**SET EXERCISE**
All the data below goes into the copy word for word, but the pictures don't.

——

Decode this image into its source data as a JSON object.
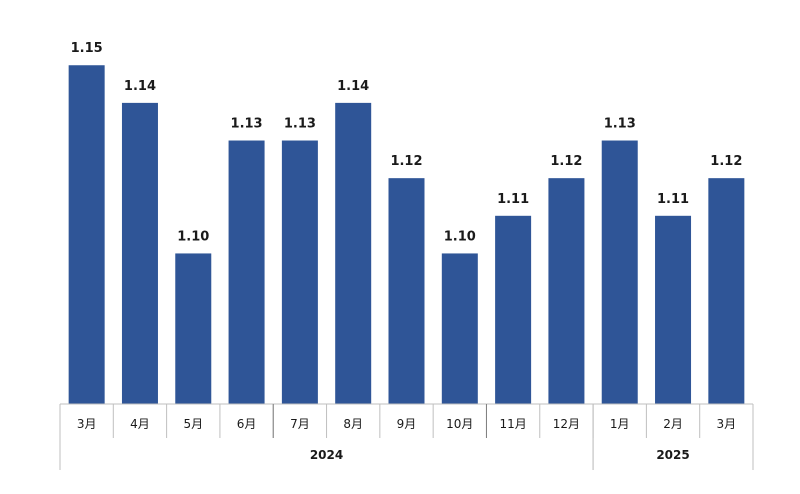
{
  "chart_data": {
    "type": "bar",
    "title": "",
    "xlabel": "",
    "ylabel": "",
    "ylim": [
      1.06,
      1.15
    ],
    "grid": false,
    "legend": "none",
    "colors": {
      "bar": "#2f5597",
      "axis": "#bfbfbf",
      "text": "#1a1a1a"
    },
    "categories": [
      "3月",
      "4月",
      "5月",
      "6月",
      "7月",
      "8月",
      "9月",
      "10月",
      "11月",
      "12月",
      "1月",
      "2月",
      "3月"
    ],
    "values": [
      1.15,
      1.14,
      1.1,
      1.13,
      1.13,
      1.14,
      1.12,
      1.1,
      1.11,
      1.12,
      1.13,
      1.11,
      1.12
    ],
    "value_labels": [
      "1.15",
      "1.14",
      "1.10",
      "1.13",
      "1.13",
      "1.14",
      "1.12",
      "1.10",
      "1.11",
      "1.12",
      "1.13",
      "1.11",
      "1.12"
    ],
    "year_groups": [
      {
        "label": "2024",
        "start": 0,
        "end": 9
      },
      {
        "label": "2025",
        "start": 10,
        "end": 12
      }
    ]
  }
}
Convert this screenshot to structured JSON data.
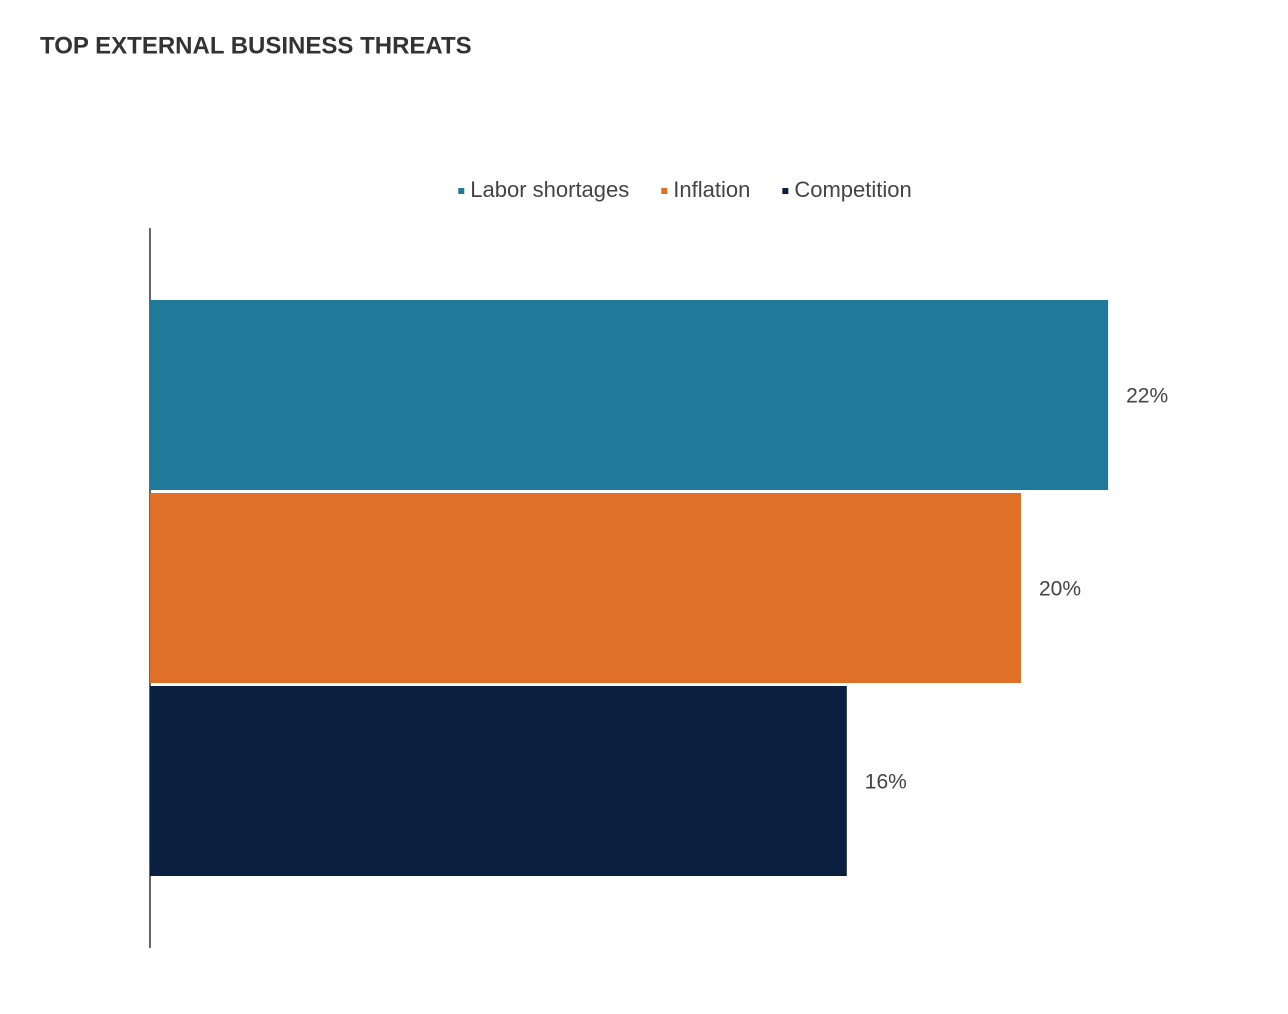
{
  "chart_data": {
    "type": "bar",
    "orientation": "horizontal",
    "title": "TOP EXTERNAL BUSINESS THREATS",
    "categories": [
      null
    ],
    "series": [
      {
        "name": "Labor shortages",
        "color": "#1f7a99",
        "values": [
          22
        ],
        "value_labels": [
          "22%"
        ]
      },
      {
        "name": "Inflation",
        "color": "#e07028",
        "values": [
          20
        ],
        "value_labels": [
          "20%"
        ]
      },
      {
        "name": "Competition",
        "color": "#0b1f40",
        "values": [
          16
        ],
        "value_labels": [
          "16%"
        ]
      }
    ],
    "legend": "top"
  }
}
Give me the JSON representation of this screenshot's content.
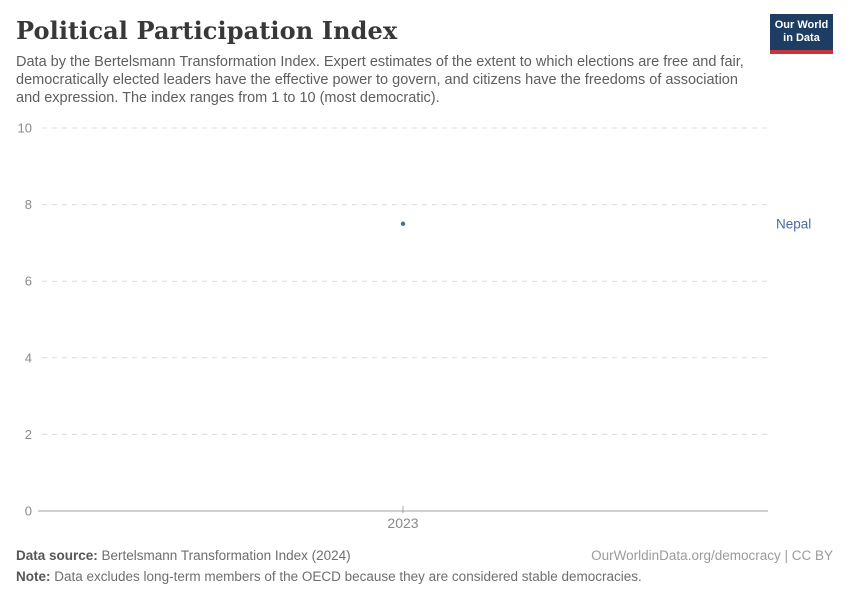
{
  "header": {
    "title": "Political Participation Index",
    "subtitle": "Data by the Bertelsmann Transformation Index. Expert estimates of the extent to which elections are free and fair, democratically elected leaders have the effective power to govern, and citizens have the freedoms of association and expression. The index ranges from 1 to 10 (most democratic).",
    "logo": {
      "line1": "Our World",
      "line2": "in Data",
      "bg_color": "#1d3d63",
      "accent_color": "#c5353b"
    }
  },
  "chart_data": {
    "type": "scatter",
    "series": [
      {
        "name": "Nepal",
        "x": [
          2023
        ],
        "values": [
          7.5
        ],
        "color": "#4c6a9c"
      }
    ],
    "categories": [
      2023
    ],
    "x_tick_labels": [
      "2023"
    ],
    "y_ticks": [
      0,
      2,
      4,
      6,
      8,
      10
    ],
    "ylim": [
      0,
      10
    ],
    "title": "Political Participation Index",
    "xlabel": "",
    "ylabel": "",
    "grid": "horizontal-dashed",
    "legend_position": "right-entity-label",
    "entity_labels": [
      "Nepal"
    ],
    "axis_color": "#a3a3a3",
    "gridline_color": "#dcdcdc",
    "tick_label_color": "#8a8a8a"
  },
  "footer": {
    "source_label": "Data source:",
    "source_text": " Bertelsmann Transformation Index (2024)",
    "link_text": "OurWorldinData.org/democracy | CC BY",
    "note_label": "Note:",
    "note_text": " Data excludes long-term members of the OECD because they are considered stable democracies."
  }
}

——

**RESPONSE TO THIS EXERCISE**
Decode this image into its source data as a JSON object.
{
  "chart_data": {
    "type": "bar",
    "title": "",
    "xlabel": "",
    "ylabel": "",
    "ylim": [
      1.06,
      1.15
    ],
    "grid": false,
    "legend": "none",
    "colors": {
      "bar": "#2f5597",
      "axis": "#bfbfbf",
      "text": "#1a1a1a"
    },
    "categories": [
      "3月",
      "4月",
      "5月",
      "6月",
      "7月",
      "8月",
      "9月",
      "10月",
      "11月",
      "12月",
      "1月",
      "2月",
      "3月"
    ],
    "values": [
      1.15,
      1.14,
      1.1,
      1.13,
      1.13,
      1.14,
      1.12,
      1.1,
      1.11,
      1.12,
      1.13,
      1.11,
      1.12
    ],
    "value_labels": [
      "1.15",
      "1.14",
      "1.10",
      "1.13",
      "1.13",
      "1.14",
      "1.12",
      "1.10",
      "1.11",
      "1.12",
      "1.13",
      "1.11",
      "1.12"
    ],
    "year_groups": [
      {
        "label": "2024",
        "start": 0,
        "end": 9
      },
      {
        "label": "2025",
        "start": 10,
        "end": 12
      }
    ]
  }
}
Convert this screenshot to structured JSON data.
{
  "chart_data": {
    "type": "bar",
    "orientation": "horizontal",
    "title": "TOP EXTERNAL BUSINESS THREATS",
    "categories": [
      null
    ],
    "series": [
      {
        "name": "Labor shortages",
        "color": "#1f7a99",
        "values": [
          22
        ],
        "value_labels": [
          "22%"
        ]
      },
      {
        "name": "Inflation",
        "color": "#e07028",
        "values": [
          20
        ],
        "value_labels": [
          "20%"
        ]
      },
      {
        "name": "Competition",
        "color": "#0b1f40",
        "values": [
          16
        ],
        "value_labels": [
          "16%"
        ]
      }
    ],
    "legend": "top"
  }
}
Give me the JSON representation of this screenshot's content.
{
  "header": {
    "title": "Political Participation Index",
    "subtitle": "Data by the Bertelsmann Transformation Index. Expert estimates of the extent to which elections are free and fair, democratically elected leaders have the effective power to govern, and citizens have the freedoms of association and expression. The index ranges from 1 to 10 (most democratic).",
    "logo": {
      "line1": "Our World",
      "line2": "in Data",
      "bg_color": "#1d3d63",
      "accent_color": "#c5353b"
    }
  },
  "chart_data": {
    "type": "scatter",
    "series": [
      {
        "name": "Nepal",
        "x": [
          2023
        ],
        "values": [
          7.5
        ],
        "color": "#4c6a9c"
      }
    ],
    "categories": [
      2023
    ],
    "x_tick_labels": [
      "2023"
    ],
    "y_ticks": [
      0,
      2,
      4,
      6,
      8,
      10
    ],
    "ylim": [
      0,
      10
    ],
    "title": "Political Participation Index",
    "xlabel": "",
    "ylabel": "",
    "grid": "horizontal-dashed",
    "legend_position": "right-entity-label",
    "entity_labels": [
      "Nepal"
    ],
    "axis_color": "#a3a3a3",
    "gridline_color": "#dcdcdc",
    "tick_label_color": "#8a8a8a"
  },
  "footer": {
    "source_label": "Data source:",
    "source_text": " Bertelsmann Transformation Index (2024)",
    "link_text": "OurWorldinData.org/democracy | CC BY",
    "note_label": "Note:",
    "note_text": " Data excludes long-term members of the OECD because they are considered stable democracies."
  }
}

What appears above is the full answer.